>> Begin Records for the task

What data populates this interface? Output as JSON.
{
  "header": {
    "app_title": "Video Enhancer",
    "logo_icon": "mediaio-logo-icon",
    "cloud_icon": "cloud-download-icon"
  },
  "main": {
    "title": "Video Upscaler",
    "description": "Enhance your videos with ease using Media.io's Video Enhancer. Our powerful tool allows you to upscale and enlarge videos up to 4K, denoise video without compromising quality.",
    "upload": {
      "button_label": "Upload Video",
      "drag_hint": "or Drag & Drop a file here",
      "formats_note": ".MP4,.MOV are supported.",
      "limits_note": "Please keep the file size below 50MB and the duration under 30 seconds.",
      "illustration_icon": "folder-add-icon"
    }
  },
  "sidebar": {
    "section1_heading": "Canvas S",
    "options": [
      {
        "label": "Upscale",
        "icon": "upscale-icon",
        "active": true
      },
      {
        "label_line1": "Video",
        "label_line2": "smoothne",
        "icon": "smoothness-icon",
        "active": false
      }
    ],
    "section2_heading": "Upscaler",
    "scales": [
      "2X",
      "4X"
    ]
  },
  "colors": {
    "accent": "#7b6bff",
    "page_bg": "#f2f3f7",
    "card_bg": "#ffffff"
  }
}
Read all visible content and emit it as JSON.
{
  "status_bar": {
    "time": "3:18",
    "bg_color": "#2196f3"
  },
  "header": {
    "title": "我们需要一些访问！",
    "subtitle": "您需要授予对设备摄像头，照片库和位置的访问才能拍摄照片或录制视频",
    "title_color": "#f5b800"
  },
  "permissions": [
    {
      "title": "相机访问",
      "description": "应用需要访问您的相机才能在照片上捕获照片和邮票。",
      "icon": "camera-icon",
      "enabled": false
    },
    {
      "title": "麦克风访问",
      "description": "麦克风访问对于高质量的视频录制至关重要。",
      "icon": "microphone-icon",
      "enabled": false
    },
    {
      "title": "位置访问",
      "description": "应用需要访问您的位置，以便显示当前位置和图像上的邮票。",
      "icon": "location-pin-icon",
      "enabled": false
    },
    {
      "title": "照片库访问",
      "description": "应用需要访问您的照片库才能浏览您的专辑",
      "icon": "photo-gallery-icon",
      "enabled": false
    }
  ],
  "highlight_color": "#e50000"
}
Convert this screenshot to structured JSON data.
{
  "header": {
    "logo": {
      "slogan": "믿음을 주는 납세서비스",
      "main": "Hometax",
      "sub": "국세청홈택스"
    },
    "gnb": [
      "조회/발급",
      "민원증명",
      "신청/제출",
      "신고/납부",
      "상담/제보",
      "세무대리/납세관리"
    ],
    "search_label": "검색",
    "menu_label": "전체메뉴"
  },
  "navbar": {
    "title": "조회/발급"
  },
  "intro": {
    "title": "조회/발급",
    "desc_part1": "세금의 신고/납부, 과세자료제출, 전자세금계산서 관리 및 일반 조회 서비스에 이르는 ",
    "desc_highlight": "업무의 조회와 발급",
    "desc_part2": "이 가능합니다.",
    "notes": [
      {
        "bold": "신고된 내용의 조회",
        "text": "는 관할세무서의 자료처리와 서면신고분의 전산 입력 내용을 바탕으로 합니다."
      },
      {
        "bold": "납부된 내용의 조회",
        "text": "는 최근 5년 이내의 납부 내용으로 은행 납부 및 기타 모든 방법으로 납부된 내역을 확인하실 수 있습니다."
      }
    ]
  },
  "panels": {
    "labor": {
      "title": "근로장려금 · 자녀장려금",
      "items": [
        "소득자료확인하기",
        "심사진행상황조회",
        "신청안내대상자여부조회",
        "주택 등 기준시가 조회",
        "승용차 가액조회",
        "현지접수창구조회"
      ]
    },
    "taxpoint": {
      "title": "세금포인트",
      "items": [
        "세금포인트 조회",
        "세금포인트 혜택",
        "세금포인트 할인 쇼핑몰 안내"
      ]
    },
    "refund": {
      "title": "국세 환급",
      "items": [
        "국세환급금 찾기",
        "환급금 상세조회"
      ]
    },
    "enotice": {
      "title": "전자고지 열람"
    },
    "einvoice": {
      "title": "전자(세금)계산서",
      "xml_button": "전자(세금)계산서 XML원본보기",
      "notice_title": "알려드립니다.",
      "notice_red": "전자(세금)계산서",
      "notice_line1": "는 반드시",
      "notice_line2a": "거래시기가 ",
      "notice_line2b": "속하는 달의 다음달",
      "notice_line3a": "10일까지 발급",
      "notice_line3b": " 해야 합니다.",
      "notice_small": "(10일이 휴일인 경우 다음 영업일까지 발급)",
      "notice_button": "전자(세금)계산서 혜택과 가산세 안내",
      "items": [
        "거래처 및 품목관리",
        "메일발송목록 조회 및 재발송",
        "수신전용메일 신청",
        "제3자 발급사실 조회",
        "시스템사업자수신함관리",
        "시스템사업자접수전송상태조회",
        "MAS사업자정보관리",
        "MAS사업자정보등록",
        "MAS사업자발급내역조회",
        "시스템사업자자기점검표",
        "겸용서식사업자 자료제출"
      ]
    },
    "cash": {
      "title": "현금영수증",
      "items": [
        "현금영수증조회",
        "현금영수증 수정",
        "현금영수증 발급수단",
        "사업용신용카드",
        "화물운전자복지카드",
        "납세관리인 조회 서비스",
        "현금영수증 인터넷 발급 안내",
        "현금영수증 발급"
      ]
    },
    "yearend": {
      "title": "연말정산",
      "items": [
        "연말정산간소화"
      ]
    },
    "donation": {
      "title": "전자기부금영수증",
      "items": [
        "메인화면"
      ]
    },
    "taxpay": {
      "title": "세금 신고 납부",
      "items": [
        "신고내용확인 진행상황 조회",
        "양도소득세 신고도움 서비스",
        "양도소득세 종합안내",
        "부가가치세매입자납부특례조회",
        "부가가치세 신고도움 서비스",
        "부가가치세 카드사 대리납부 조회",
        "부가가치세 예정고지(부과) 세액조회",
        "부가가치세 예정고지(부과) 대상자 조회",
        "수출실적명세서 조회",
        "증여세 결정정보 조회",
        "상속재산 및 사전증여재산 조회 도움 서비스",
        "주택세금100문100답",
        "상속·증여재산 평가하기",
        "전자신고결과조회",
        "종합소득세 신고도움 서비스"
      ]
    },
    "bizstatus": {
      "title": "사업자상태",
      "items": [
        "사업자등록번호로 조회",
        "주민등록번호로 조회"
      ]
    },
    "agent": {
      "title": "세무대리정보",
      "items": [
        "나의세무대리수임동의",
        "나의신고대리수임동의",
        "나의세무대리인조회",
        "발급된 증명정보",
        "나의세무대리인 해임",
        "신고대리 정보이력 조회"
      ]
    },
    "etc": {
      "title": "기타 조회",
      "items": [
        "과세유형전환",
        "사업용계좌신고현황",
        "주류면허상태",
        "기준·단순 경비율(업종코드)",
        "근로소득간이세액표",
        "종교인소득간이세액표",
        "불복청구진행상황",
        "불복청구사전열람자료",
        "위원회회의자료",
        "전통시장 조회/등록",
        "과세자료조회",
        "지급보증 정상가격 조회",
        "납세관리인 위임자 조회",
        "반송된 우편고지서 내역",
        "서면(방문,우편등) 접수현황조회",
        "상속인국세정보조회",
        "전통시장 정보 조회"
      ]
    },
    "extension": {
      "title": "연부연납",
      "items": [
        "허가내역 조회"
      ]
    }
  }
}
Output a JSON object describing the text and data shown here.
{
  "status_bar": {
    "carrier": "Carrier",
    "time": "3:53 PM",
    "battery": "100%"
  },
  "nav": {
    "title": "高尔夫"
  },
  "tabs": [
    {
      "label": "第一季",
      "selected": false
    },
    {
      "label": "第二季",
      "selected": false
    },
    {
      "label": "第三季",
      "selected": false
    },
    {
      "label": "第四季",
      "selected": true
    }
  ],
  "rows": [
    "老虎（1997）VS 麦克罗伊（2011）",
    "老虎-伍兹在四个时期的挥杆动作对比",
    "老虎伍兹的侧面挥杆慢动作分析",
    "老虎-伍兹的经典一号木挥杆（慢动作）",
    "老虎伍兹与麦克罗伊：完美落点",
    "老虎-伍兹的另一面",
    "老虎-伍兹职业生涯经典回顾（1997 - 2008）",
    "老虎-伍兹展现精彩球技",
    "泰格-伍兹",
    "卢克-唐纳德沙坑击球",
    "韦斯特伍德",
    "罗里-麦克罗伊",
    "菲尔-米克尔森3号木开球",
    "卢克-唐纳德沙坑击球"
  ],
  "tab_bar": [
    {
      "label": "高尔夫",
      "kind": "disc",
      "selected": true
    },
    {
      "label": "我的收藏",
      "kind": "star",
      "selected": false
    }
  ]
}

>> End Records for the task

* [The task]: Where a line holds the string "data", copy that line.

* [Full answer]:
What data populates this interface? Output as JSON.
Convert this screenshot to structured JSON data.
Output a JSON object describing the text and data shown here.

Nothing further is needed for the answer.